TASK TO CARRY OUT: Copy all lines that contain the word "JSON".

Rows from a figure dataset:
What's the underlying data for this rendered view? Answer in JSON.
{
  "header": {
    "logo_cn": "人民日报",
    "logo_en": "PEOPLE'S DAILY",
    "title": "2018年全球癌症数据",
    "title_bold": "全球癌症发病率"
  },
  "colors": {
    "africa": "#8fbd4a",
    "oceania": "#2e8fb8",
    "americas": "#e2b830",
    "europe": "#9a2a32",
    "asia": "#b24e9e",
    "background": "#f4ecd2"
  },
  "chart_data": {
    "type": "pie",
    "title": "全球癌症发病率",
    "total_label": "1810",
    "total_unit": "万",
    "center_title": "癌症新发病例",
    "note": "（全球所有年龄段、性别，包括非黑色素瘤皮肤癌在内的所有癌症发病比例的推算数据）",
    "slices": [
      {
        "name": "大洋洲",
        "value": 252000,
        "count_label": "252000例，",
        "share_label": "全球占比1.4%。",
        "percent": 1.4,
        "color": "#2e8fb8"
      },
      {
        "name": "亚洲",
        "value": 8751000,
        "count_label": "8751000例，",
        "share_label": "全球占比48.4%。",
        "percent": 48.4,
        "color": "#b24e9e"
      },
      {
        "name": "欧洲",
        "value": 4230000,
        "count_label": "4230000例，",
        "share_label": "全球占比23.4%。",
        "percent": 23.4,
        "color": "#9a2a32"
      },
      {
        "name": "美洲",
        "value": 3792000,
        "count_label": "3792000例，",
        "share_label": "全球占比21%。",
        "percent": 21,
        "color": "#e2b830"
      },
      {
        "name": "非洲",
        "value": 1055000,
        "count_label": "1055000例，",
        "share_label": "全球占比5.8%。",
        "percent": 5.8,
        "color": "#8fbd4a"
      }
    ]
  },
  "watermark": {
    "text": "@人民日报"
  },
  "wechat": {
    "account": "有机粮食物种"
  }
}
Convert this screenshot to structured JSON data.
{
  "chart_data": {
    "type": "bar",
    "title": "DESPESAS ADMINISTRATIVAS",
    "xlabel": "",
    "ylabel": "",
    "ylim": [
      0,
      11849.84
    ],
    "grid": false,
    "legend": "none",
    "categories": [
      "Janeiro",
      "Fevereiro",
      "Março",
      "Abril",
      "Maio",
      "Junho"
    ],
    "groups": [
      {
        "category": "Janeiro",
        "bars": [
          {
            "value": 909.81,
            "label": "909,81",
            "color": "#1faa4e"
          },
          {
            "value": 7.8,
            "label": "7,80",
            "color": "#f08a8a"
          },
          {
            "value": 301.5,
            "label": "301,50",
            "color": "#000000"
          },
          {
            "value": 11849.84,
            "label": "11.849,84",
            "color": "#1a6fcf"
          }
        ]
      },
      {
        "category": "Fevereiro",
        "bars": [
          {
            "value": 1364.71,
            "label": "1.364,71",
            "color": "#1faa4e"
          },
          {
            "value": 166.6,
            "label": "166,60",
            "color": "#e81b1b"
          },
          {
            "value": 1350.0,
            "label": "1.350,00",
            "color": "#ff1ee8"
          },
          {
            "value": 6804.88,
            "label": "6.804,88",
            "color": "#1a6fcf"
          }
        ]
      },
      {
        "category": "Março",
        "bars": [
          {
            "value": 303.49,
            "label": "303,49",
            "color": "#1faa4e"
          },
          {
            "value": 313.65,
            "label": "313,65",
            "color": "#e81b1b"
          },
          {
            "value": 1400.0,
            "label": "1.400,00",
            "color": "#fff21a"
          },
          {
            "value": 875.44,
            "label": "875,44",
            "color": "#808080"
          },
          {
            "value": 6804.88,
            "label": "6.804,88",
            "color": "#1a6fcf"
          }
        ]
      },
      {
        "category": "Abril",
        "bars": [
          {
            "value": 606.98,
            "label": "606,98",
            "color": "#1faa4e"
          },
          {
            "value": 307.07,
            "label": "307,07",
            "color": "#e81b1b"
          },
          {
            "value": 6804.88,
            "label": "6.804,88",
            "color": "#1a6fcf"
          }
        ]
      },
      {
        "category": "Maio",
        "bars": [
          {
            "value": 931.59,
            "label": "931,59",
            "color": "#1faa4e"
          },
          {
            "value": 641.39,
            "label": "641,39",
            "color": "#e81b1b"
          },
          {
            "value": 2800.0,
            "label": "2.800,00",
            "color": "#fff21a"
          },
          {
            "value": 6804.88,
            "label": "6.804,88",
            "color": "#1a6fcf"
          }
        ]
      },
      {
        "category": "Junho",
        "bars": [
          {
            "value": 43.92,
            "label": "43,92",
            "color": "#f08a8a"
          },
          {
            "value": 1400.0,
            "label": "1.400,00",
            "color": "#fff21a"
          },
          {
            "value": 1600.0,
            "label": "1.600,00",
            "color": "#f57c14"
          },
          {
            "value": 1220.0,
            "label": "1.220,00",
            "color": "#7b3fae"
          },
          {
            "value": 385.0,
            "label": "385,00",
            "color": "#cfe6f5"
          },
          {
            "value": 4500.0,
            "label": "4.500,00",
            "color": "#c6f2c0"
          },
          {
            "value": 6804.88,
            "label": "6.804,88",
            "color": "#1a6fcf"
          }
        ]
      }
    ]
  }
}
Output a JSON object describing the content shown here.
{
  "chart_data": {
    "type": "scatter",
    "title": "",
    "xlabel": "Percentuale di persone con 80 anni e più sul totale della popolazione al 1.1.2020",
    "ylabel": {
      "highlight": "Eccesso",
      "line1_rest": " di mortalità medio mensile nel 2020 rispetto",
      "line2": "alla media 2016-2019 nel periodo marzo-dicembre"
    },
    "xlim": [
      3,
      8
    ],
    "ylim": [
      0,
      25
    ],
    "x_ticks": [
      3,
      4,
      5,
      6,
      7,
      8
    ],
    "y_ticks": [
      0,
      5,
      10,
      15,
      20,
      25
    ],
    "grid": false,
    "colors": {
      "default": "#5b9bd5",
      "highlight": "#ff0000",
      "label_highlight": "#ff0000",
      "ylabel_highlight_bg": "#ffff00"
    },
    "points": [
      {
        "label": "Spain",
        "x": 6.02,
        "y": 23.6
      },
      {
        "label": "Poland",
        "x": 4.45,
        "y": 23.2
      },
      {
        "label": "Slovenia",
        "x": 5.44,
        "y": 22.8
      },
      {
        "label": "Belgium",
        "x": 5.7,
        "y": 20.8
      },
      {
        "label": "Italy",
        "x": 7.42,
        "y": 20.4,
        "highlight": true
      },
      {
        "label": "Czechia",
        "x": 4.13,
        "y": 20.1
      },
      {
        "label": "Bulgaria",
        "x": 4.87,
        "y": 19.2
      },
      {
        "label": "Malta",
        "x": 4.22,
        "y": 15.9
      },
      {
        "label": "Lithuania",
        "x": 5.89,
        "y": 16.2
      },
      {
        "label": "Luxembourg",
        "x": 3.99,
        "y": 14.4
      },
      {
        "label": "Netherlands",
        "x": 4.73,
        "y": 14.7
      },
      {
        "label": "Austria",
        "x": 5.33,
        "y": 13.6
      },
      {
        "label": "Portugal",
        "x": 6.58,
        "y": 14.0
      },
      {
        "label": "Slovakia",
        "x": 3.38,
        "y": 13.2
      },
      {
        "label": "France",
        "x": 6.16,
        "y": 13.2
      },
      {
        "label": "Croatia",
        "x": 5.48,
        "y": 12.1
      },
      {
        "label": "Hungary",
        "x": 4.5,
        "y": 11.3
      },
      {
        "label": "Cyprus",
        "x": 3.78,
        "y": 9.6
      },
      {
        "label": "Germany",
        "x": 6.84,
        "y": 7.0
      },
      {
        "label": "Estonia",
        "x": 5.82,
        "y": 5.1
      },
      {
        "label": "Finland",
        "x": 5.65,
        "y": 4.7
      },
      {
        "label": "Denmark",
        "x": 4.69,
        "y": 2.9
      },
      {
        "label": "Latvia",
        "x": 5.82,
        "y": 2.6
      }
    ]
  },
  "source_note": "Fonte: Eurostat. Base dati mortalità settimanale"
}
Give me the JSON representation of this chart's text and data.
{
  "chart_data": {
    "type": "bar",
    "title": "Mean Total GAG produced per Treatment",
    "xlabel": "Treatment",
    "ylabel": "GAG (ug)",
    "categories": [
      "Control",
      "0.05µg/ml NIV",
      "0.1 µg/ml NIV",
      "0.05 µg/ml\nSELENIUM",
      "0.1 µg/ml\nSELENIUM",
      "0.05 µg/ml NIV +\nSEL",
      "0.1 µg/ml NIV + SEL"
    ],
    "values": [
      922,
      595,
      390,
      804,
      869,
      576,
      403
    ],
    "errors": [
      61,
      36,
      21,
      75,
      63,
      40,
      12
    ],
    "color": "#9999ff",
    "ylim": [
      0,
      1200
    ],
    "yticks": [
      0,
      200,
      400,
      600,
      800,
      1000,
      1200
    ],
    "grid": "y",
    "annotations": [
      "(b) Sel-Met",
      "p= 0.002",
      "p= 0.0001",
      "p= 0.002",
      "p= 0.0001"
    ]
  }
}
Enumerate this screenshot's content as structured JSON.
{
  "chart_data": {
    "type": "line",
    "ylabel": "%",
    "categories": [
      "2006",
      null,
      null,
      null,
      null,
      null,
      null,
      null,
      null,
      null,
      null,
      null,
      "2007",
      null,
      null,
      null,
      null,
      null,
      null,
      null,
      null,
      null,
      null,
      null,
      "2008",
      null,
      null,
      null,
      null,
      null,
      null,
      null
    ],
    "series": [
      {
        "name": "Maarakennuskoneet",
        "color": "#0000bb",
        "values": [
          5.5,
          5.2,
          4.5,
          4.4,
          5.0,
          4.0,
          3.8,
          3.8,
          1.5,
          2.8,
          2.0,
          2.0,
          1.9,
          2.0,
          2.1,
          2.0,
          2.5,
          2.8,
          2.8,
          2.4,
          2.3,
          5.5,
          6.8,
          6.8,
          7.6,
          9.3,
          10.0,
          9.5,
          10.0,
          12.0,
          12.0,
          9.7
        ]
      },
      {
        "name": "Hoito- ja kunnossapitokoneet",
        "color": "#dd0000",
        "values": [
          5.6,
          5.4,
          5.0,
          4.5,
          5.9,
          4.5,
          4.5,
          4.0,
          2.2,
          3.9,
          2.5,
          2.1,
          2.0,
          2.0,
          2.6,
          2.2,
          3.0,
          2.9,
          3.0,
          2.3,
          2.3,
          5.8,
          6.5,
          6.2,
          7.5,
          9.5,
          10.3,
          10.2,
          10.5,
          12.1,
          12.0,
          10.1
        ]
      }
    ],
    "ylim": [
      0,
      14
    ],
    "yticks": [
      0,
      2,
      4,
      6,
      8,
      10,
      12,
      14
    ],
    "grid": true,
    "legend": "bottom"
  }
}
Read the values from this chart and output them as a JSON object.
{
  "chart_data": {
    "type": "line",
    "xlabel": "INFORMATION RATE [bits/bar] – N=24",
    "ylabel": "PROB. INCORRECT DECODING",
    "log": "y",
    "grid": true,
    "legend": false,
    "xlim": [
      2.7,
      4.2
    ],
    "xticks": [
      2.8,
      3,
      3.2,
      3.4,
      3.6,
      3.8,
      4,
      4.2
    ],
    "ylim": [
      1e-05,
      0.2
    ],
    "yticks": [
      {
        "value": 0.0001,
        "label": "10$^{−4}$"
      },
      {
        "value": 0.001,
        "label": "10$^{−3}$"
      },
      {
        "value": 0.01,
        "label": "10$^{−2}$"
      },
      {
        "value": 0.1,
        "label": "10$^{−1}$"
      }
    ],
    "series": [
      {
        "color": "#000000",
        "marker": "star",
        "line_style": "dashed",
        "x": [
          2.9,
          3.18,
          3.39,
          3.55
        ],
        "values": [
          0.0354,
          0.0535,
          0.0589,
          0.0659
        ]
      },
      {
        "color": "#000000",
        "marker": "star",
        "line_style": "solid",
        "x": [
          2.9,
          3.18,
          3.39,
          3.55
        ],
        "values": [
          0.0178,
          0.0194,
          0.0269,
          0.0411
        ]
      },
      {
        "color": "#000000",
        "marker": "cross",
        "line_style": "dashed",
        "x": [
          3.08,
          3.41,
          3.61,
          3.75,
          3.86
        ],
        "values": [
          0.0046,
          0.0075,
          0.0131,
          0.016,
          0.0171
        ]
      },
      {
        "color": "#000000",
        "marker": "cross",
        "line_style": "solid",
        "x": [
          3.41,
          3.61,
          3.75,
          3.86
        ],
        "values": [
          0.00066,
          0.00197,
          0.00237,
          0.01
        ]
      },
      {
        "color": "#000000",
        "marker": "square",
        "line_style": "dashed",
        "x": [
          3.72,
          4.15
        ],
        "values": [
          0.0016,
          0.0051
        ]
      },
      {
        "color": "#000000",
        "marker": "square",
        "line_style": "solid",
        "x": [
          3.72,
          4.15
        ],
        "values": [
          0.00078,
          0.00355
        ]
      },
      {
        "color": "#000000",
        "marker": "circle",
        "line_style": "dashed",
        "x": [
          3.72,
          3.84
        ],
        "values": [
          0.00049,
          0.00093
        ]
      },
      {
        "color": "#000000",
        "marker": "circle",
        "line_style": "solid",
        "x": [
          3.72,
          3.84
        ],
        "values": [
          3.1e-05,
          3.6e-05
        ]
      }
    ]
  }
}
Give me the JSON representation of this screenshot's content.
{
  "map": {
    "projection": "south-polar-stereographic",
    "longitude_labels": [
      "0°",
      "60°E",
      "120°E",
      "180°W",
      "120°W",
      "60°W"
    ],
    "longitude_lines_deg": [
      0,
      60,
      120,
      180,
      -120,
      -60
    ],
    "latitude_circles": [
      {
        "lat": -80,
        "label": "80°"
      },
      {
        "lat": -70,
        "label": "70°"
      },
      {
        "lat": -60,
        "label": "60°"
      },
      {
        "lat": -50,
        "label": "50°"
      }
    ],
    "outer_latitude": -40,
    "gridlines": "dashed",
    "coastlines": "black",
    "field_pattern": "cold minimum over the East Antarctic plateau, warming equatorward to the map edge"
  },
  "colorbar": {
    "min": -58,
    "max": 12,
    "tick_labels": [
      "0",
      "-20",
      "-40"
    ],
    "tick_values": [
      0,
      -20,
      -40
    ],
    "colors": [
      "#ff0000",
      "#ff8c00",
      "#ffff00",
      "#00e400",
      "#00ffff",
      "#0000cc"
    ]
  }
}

EXERCISE RESPONSE:
What's the underlying data for this rendered view? Answer in JSON.
Convert this screenshot to structured JSON data.
Output a JSON object describing the content shown here.
Give me the JSON representation of this chart's text and data.
Enumerate this screenshot's content as structured JSON.
Read the values from this chart and output them as a JSON object.
Give me the JSON representation of this screenshot's content.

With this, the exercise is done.